▸ EXERCISE DETAILS
For the entries that follow, state how many lines include the word "companies", giving the number and nothing else.

▸ SOURCE MATERIAL
* * * * * * *
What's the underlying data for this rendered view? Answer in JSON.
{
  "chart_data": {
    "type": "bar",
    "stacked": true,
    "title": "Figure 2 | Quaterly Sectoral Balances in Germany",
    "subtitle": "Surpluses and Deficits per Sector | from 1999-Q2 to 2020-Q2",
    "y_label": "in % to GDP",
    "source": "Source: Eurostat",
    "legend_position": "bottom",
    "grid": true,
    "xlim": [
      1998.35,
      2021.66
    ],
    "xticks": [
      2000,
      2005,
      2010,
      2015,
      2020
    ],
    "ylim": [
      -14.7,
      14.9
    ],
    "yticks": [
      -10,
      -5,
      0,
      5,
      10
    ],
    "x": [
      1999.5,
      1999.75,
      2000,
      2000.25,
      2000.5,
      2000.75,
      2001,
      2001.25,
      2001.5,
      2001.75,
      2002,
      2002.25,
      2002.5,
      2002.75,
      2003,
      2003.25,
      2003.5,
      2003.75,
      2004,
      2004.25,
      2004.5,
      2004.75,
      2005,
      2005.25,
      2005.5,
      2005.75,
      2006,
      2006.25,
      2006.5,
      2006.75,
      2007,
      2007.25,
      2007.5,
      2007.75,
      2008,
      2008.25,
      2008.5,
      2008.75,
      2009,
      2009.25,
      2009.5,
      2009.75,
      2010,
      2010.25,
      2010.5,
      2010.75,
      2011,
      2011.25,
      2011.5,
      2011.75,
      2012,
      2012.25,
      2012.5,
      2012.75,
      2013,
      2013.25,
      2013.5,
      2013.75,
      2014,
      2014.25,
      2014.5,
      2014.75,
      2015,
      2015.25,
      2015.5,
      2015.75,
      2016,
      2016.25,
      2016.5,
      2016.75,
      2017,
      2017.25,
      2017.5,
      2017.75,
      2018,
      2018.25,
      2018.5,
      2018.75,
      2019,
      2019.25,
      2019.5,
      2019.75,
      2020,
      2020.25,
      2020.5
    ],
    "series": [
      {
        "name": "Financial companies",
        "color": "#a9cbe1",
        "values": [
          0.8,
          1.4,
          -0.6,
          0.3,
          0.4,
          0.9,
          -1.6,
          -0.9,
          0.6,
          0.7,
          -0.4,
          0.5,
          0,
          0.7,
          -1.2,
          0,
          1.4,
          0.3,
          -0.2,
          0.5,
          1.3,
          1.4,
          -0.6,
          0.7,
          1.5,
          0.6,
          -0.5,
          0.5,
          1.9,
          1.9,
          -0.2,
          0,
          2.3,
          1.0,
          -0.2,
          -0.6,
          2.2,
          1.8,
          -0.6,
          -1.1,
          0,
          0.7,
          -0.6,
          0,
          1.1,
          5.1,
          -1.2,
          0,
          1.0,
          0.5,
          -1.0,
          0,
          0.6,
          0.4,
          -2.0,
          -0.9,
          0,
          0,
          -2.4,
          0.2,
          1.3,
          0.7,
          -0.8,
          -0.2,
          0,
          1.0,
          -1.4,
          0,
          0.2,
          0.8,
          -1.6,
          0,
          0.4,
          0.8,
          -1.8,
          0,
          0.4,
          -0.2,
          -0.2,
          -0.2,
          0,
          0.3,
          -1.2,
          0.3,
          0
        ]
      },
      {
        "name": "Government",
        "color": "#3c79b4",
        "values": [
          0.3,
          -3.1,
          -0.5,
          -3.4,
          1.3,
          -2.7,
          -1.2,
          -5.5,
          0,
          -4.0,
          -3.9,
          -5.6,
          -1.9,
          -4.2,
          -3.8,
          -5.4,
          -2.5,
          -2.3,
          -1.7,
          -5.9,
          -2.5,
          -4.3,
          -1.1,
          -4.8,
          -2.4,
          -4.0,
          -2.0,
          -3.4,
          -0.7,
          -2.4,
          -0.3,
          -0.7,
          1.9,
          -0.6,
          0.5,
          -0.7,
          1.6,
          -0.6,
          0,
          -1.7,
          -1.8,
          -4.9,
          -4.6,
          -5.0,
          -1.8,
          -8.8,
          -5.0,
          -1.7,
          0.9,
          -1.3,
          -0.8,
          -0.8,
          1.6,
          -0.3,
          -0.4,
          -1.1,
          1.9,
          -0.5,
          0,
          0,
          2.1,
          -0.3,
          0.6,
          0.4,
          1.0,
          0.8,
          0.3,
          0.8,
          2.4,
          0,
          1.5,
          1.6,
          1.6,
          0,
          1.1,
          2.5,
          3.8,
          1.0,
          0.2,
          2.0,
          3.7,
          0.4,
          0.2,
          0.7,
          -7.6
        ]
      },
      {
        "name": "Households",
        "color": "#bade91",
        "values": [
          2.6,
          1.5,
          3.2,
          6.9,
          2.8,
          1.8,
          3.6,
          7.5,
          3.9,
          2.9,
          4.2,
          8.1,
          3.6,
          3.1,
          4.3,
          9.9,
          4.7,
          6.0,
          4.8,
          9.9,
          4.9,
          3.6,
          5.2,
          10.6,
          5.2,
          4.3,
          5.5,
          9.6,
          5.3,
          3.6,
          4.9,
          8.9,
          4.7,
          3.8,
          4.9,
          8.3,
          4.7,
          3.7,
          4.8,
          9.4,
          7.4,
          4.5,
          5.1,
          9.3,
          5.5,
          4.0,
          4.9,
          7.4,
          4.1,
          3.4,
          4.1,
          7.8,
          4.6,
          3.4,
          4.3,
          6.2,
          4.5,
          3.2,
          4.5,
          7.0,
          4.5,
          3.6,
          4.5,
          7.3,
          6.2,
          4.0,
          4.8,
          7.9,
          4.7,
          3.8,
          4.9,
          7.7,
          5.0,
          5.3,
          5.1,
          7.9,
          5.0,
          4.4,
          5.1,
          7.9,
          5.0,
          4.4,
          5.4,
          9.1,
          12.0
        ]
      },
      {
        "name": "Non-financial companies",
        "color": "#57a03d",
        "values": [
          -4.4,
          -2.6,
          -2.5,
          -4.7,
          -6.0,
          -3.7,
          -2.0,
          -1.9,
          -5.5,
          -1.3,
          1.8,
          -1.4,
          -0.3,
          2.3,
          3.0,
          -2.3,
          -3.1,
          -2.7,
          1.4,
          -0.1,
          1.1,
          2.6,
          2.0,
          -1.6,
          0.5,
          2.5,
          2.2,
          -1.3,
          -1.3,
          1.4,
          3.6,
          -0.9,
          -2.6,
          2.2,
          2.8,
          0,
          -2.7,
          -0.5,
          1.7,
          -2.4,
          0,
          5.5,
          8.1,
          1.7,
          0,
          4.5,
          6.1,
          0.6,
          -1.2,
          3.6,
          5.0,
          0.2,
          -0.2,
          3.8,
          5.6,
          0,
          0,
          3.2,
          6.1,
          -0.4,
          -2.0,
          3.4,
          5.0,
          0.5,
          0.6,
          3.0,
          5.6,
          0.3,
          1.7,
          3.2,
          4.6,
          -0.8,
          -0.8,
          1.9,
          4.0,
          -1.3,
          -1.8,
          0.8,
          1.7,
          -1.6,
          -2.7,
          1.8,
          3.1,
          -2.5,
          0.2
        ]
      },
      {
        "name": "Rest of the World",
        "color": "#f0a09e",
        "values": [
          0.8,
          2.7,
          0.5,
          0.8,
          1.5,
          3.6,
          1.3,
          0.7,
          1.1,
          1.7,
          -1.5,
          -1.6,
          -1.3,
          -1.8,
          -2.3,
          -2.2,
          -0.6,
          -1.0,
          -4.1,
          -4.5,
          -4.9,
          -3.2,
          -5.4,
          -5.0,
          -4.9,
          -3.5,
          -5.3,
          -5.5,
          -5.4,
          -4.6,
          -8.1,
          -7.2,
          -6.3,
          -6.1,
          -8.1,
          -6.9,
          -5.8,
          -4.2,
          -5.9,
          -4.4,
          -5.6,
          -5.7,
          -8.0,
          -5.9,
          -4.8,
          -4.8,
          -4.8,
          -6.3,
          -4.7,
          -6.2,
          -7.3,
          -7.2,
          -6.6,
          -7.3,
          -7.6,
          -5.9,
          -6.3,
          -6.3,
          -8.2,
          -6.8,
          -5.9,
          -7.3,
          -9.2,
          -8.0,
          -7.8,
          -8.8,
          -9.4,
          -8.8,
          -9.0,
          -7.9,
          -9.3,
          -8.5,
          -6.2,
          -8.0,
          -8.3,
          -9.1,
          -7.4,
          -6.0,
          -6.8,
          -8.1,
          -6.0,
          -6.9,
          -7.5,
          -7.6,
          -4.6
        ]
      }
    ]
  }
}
* * * * * * *
▸ ANSWER FOR THIS EXERCISE
2